WHAT YOU HAVE TO DO: Count the lines in the entries below that contain the string "title". Reply with the number alone.

LISTING:
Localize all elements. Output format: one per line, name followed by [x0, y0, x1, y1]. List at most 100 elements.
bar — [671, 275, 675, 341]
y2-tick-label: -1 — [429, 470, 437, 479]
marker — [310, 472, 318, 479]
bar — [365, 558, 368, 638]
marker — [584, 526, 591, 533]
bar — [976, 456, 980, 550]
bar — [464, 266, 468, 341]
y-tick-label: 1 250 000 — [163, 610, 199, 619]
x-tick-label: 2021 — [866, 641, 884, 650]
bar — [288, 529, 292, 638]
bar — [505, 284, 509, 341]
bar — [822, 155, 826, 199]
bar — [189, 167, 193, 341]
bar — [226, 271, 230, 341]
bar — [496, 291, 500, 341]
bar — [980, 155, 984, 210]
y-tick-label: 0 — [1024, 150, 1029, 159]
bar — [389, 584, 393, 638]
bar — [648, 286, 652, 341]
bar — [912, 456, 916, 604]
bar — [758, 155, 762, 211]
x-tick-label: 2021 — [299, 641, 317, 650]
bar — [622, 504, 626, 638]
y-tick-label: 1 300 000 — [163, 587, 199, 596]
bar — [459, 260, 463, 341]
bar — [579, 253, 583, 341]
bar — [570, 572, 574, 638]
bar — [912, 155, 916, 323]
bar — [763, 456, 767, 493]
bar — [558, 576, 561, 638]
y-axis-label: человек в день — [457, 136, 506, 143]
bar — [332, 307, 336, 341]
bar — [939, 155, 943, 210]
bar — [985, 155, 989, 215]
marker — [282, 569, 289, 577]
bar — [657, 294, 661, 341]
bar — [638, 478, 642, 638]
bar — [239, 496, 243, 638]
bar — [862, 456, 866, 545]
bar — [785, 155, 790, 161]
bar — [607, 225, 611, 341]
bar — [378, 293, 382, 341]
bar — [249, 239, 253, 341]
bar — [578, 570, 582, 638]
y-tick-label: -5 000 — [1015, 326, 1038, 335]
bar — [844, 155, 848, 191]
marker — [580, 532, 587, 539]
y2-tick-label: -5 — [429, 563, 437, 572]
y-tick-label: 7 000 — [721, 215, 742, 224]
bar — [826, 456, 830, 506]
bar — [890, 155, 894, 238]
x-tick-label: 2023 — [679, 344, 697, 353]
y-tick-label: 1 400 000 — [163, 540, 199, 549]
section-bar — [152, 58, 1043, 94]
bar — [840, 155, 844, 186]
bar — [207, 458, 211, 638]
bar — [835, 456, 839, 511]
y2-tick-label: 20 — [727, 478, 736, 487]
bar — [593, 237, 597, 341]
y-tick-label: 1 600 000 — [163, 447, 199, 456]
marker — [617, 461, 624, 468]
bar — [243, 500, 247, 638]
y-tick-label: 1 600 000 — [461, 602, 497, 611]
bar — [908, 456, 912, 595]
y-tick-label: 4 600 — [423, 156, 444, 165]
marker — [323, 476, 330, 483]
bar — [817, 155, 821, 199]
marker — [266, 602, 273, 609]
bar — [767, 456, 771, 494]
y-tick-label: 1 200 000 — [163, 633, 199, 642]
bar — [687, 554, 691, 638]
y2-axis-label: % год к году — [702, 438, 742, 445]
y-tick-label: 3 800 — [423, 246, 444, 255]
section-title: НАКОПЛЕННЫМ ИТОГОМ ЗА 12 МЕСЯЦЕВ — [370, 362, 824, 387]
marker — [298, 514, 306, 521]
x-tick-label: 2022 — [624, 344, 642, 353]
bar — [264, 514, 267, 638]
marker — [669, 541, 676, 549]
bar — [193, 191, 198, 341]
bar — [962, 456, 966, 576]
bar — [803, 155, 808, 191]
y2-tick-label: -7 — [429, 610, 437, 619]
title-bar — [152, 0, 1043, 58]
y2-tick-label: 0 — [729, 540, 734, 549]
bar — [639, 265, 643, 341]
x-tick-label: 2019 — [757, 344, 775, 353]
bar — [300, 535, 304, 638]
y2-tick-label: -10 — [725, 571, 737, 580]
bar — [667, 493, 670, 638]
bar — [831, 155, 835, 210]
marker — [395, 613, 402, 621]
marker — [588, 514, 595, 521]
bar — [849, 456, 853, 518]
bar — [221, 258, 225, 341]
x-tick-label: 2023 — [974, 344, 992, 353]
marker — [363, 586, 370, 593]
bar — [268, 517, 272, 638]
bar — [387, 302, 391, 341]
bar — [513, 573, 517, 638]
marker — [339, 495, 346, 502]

SOLUTION: 2